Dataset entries
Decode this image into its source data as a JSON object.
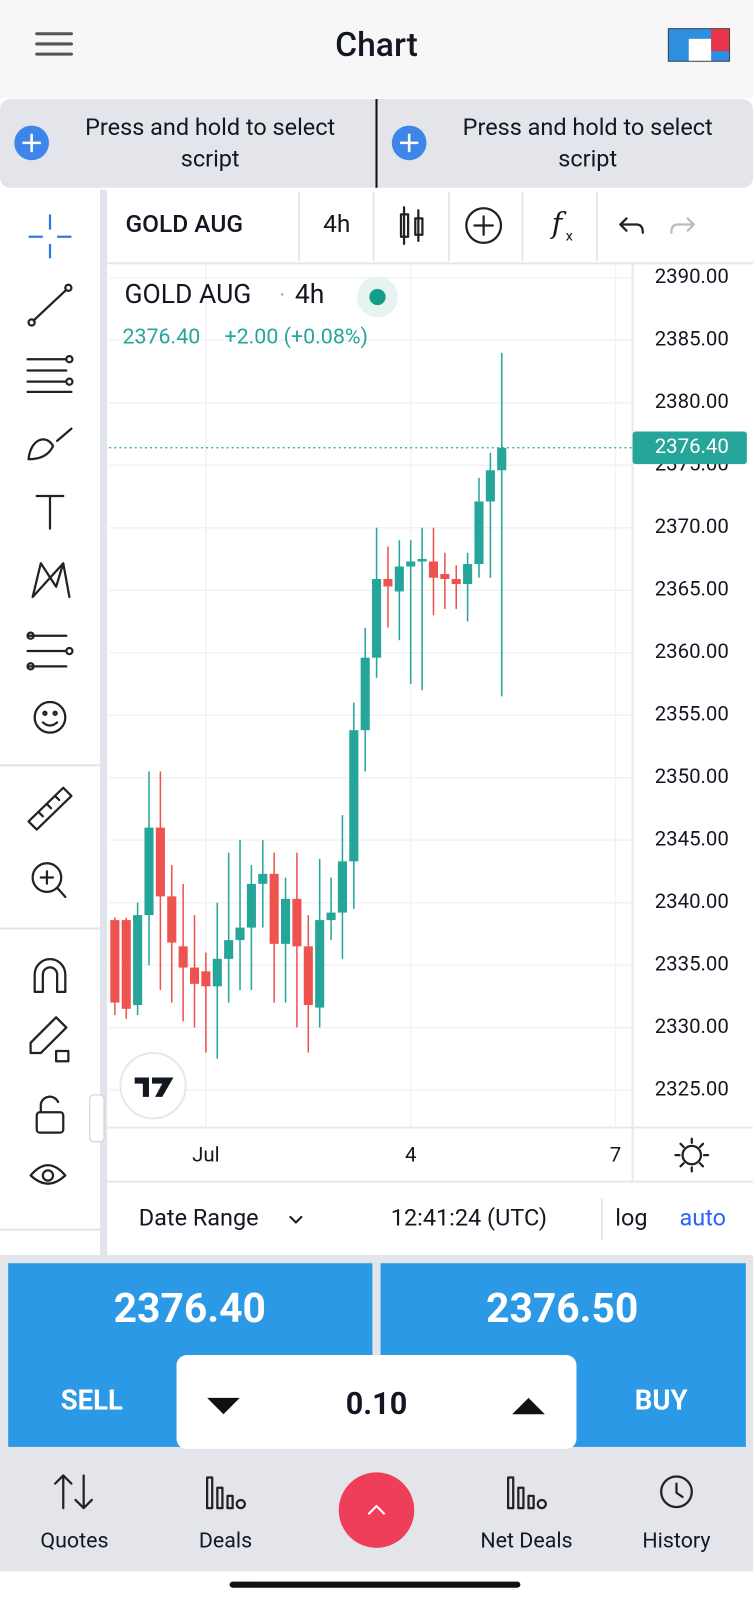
{
  "header": {
    "title": "Chart"
  },
  "script_bar": {
    "left": [
      "Press and hold to select",
      "script"
    ],
    "right": [
      "Press and hold to select",
      "script"
    ]
  },
  "toolbar": {
    "symbol": "GOLD AUG",
    "interval": "4h"
  },
  "legend": {
    "symbol": "GOLD AUG",
    "interval": "4h",
    "price": "2376.40",
    "change": "+2.00 (+0.08%)"
  },
  "chart_data": {
    "type": "candlestick",
    "categories": [
      null,
      null,
      null,
      null,
      null,
      null,
      null,
      null,
      "Jul",
      null,
      null,
      null,
      null,
      null,
      null,
      null,
      null,
      null,
      null,
      null,
      null,
      null,
      null,
      null,
      null,
      null,
      "4",
      null,
      null,
      null,
      null,
      null,
      null,
      null,
      null,
      null,
      null,
      null,
      null,
      null,
      null,
      null,
      null,
      null,
      "7",
      null
    ],
    "open": [
      2338.6,
      2338.6,
      2331.8,
      2339,
      2346,
      2340.5,
      2336.5,
      2334.8,
      2334.5,
      2333.3,
      2335.5,
      2337,
      2338,
      2341.5,
      2342.3,
      2336.7,
      2340.3,
      2336.5,
      2331.6,
      2338.6,
      2339.2,
      2343.3,
      2353.8,
      2359.6,
      2365.9,
      2364.9,
      2366.9,
      2367.3,
      2367.3,
      2366.3,
      2365.9,
      2365.5,
      2367.1,
      2372.1,
      2374.6,
      null,
      null,
      null,
      null,
      null,
      null,
      null,
      null,
      null,
      null,
      null
    ],
    "high": [
      2338.8,
      2338.8,
      2340,
      2350.5,
      2350.5,
      2343,
      2341.5,
      2339,
      2336,
      2340,
      2344,
      2345,
      2343,
      2345,
      2344,
      2342,
      2344,
      2339,
      2343.5,
      2342,
      2347,
      2356,
      2362,
      2370,
      2368.5,
      2369,
      2369,
      2370,
      2370,
      2368,
      2367,
      2368,
      2374,
      2376,
      2384,
      null,
      null,
      null,
      null,
      null,
      null,
      null,
      null,
      null,
      null,
      null
    ],
    "low": [
      2331,
      2330.7,
      2331,
      2335,
      2333,
      2332,
      2330.5,
      2330,
      2328,
      2327.5,
      2332,
      2333,
      2333,
      2338,
      2332,
      2332,
      2330,
      2328,
      2330,
      2337,
      2335.5,
      2339.5,
      2350.5,
      2358,
      2362,
      2361,
      2357.5,
      2357,
      2363,
      2363.5,
      2363.5,
      2362.5,
      2366,
      2366,
      2356.5,
      null,
      null,
      null,
      null,
      null,
      null,
      null,
      null,
      null,
      null,
      null
    ],
    "close": [
      2332,
      2331.5,
      2339,
      2346,
      2340.5,
      2336.8,
      2334.8,
      2333.5,
      2333.3,
      2335.5,
      2337,
      2338,
      2341.5,
      2342.3,
      2336.7,
      2340.3,
      2336.5,
      2331.8,
      2338.6,
      2339.2,
      2343.3,
      2353.8,
      2359.6,
      2365.9,
      2365.3,
      2366.9,
      2367.3,
      2367.5,
      2366,
      2365.9,
      2365.5,
      2367.1,
      2372.1,
      2374.6,
      2376.4,
      null,
      null,
      null,
      null,
      null,
      null,
      null,
      null,
      null,
      null,
      null
    ],
    "up_color": "#26a69a",
    "down_color": "#ef5350",
    "ylim": [
      2322,
      2391
    ],
    "yticks": [
      {
        "value": 2325,
        "label": "2325.00"
      },
      {
        "value": 2330,
        "label": "2330.00"
      },
      {
        "value": 2335,
        "label": "2335.00"
      },
      {
        "value": 2340,
        "label": "2340.00"
      },
      {
        "value": 2345,
        "label": "2345.00"
      },
      {
        "value": 2350,
        "label": "2350.00"
      },
      {
        "value": 2355,
        "label": "2355.00"
      },
      {
        "value": 2360,
        "label": "2360.00"
      },
      {
        "value": 2365,
        "label": "2365.00"
      },
      {
        "value": 2370,
        "label": "2370.00"
      },
      {
        "value": 2375,
        "label": "2375.00"
      },
      {
        "value": 2380,
        "label": "2380.00"
      },
      {
        "value": 2385,
        "label": "2385.00"
      },
      {
        "value": 2390,
        "label": "2390.00"
      }
    ],
    "last_price": {
      "value": 2376.4,
      "label": "2376.40"
    },
    "grid": true
  },
  "bottom_bar": {
    "date_range": "Date Range",
    "time": "12:41:24 (UTC)",
    "log": "log",
    "auto": "auto"
  },
  "trade": {
    "sell_price": "2376.40",
    "sell": "SELL",
    "buy_price": "2376.50",
    "buy": "BUY",
    "quantity": "0.10"
  },
  "nav": {
    "items": [
      "Quotes",
      "Deals",
      "Net Deals",
      "History"
    ]
  }
}
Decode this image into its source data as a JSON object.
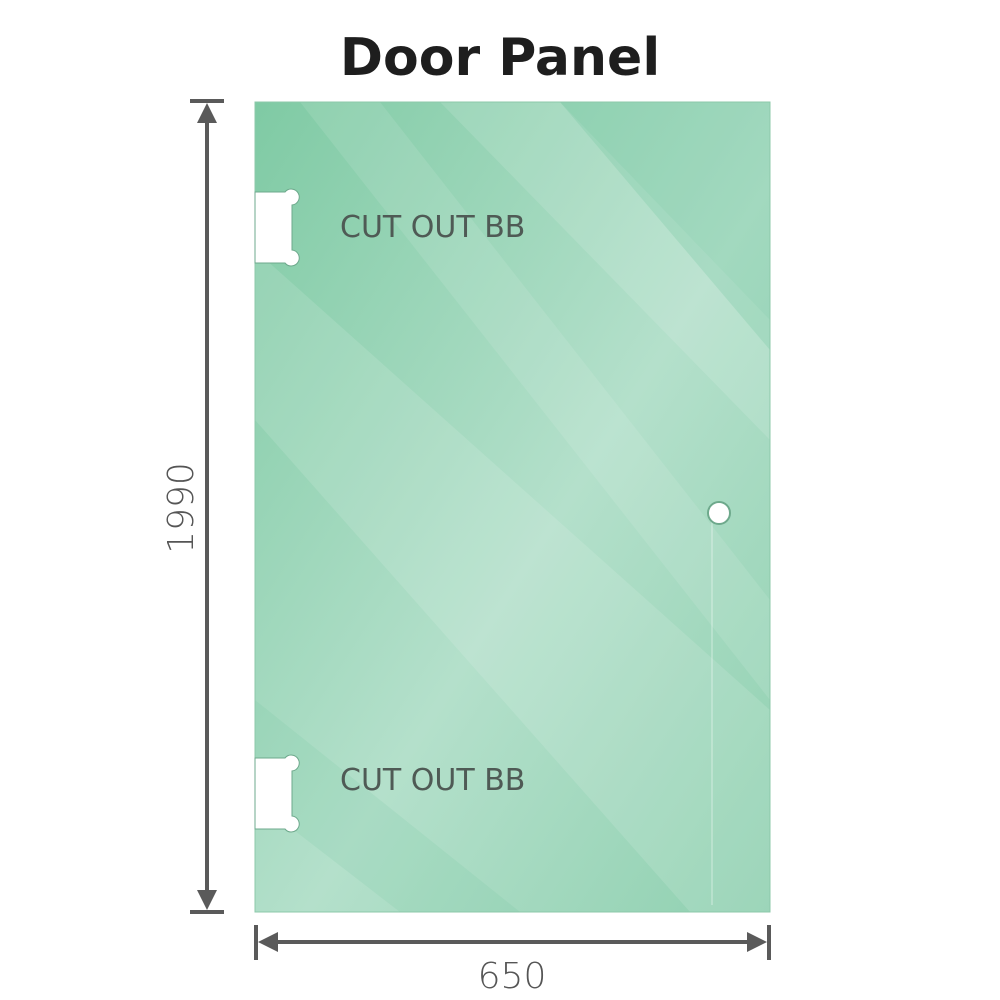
{
  "title": "Door Panel",
  "panel": {
    "cutouts": [
      {
        "label": "CUT OUT BB"
      },
      {
        "label": "CUT OUT BB"
      }
    ],
    "glass_color": "#84cca9"
  },
  "dimensions": {
    "height": "1990",
    "width": "650"
  },
  "colors": {
    "dimension_line": "#5a5a5a",
    "title": "#1e1e1e"
  }
}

TASK BRIEF: Drop the images and repeat the data exactly.

RESULT FOR THIS TASK:
Decode this image into its source data as a JSON object.
{
  "header": {
    "title": "Chart"
  },
  "script_bar": {
    "left": [
      "Press and hold to select",
      "script"
    ],
    "right": [
      "Press and hold to select",
      "script"
    ]
  },
  "toolbar": {
    "symbol": "GOLD AUG",
    "interval": "4h"
  },
  "legend": {
    "symbol": "GOLD AUG",
    "interval": "4h",
    "price": "2376.40",
    "change": "+2.00 (+0.08%)"
  },
  "chart_data": {
    "type": "candlestick",
    "categories": [
      null,
      null,
      null,
      null,
      null,
      null,
      null,
      null,
      "Jul",
      null,
      null,
      null,
      null,
      null,
      null,
      null,
      null,
      null,
      null,
      null,
      null,
      null,
      null,
      null,
      null,
      null,
      "4",
      null,
      null,
      null,
      null,
      null,
      null,
      null,
      null,
      null,
      null,
      null,
      null,
      null,
      null,
      null,
      null,
      null,
      "7",
      null
    ],
    "open": [
      2338.6,
      2338.6,
      2331.8,
      2339,
      2346,
      2340.5,
      2336.5,
      2334.8,
      2334.5,
      2333.3,
      2335.5,
      2337,
      2338,
      2341.5,
      2342.3,
      2336.7,
      2340.3,
      2336.5,
      2331.6,
      2338.6,
      2339.2,
      2343.3,
      2353.8,
      2359.6,
      2365.9,
      2364.9,
      2366.9,
      2367.3,
      2367.3,
      2366.3,
      2365.9,
      2365.5,
      2367.1,
      2372.1,
      2374.6,
      null,
      null,
      null,
      null,
      null,
      null,
      null,
      null,
      null,
      null,
      null
    ],
    "high": [
      2338.8,
      2338.8,
      2340,
      2350.5,
      2350.5,
      2343,
      2341.5,
      2339,
      2336,
      2340,
      2344,
      2345,
      2343,
      2345,
      2344,
      2342,
      2344,
      2339,
      2343.5,
      2342,
      2347,
      2356,
      2362,
      2370,
      2368.5,
      2369,
      2369,
      2370,
      2370,
      2368,
      2367,
      2368,
      2374,
      2376,
      2384,
      null,
      null,
      null,
      null,
      null,
      null,
      null,
      null,
      null,
      null,
      null
    ],
    "low": [
      2331,
      2330.7,
      2331,
      2335,
      2333,
      2332,
      2330.5,
      2330,
      2328,
      2327.5,
      2332,
      2333,
      2333,
      2338,
      2332,
      2332,
      2330,
      2328,
      2330,
      2337,
      2335.5,
      2339.5,
      2350.5,
      2358,
      2362,
      2361,
      2357.5,
      2357,
      2363,
      2363.5,
      2363.5,
      2362.5,
      2366,
      2366,
      2356.5,
      null,
      null,
      null,
      null,
      null,
      null,
      null,
      null,
      null,
      null,
      null
    ],
    "close": [
      2332,
      2331.5,
      2339,
      2346,
      2340.5,
      2336.8,
      2334.8,
      2333.5,
      2333.3,
      2335.5,
      2337,
      2338,
      2341.5,
      2342.3,
      2336.7,
      2340.3,
      2336.5,
      2331.8,
      2338.6,
      2339.2,
      2343.3,
      2353.8,
      2359.6,
      2365.9,
      2365.3,
      2366.9,
      2367.3,
      2367.5,
      2366,
      2365.9,
      2365.5,
      2367.1,
      2372.1,
      2374.6,
      2376.4,
      null,
      null,
      null,
      null,
      null,
      null,
      null,
      null,
      null,
      null,
      null
    ],
    "up_color": "#26a69a",
    "down_color": "#ef5350",
    "ylim": [
      2322,
      2391
    ],
    "yticks": [
      {
        "value": 2325,
        "label": "2325.00"
      },
      {
        "value": 2330,
        "label": "2330.00"
      },
      {
        "value": 2335,
        "label": "2335.00"
      },
      {
        "value": 2340,
        "label": "2340.00"
      },
      {
        "value": 2345,
        "label": "2345.00"
      },
      {
        "value": 2350,
        "label": "2350.00"
      },
      {
        "value": 2355,
        "label": "2355.00"
      },
      {
        "value": 2360,
        "label": "2360.00"
      },
      {
        "value": 2365,
        "label": "2365.00"
      },
      {
        "value": 2370,
        "label": "2370.00"
      },
      {
        "value": 2375,
        "label": "2375.00"
      },
      {
        "value": 2380,
        "label": "2380.00"
      },
      {
        "value": 2385,
        "label": "2385.00"
      },
      {
        "value": 2390,
        "label": "2390.00"
      }
    ],
    "last_price": {
      "value": 2376.4,
      "label": "2376.40"
    },
    "grid": true
  },
  "bottom_bar": {
    "date_range": "Date Range",
    "time": "12:41:24 (UTC)",
    "log": "log",
    "auto": "auto"
  },
  "trade": {
    "sell_price": "2376.40",
    "sell": "SELL",
    "buy_price": "2376.50",
    "buy": "BUY",
    "quantity": "0.10"
  },
  "nav": {
    "items": [
      "Quotes",
      "Deals",
      "Net Deals",
      "History"
    ]
  }
}
Decode this image into its source data as a JSON object.
{
  "title": "Door Panel",
  "panel": {
    "cutouts": [
      {
        "label": "CUT OUT BB"
      },
      {
        "label": "CUT OUT BB"
      }
    ],
    "glass_color": "#84cca9"
  },
  "dimensions": {
    "height": "1990",
    "width": "650"
  },
  "colors": {
    "dimension_line": "#5a5a5a",
    "title": "#1e1e1e"
  }
}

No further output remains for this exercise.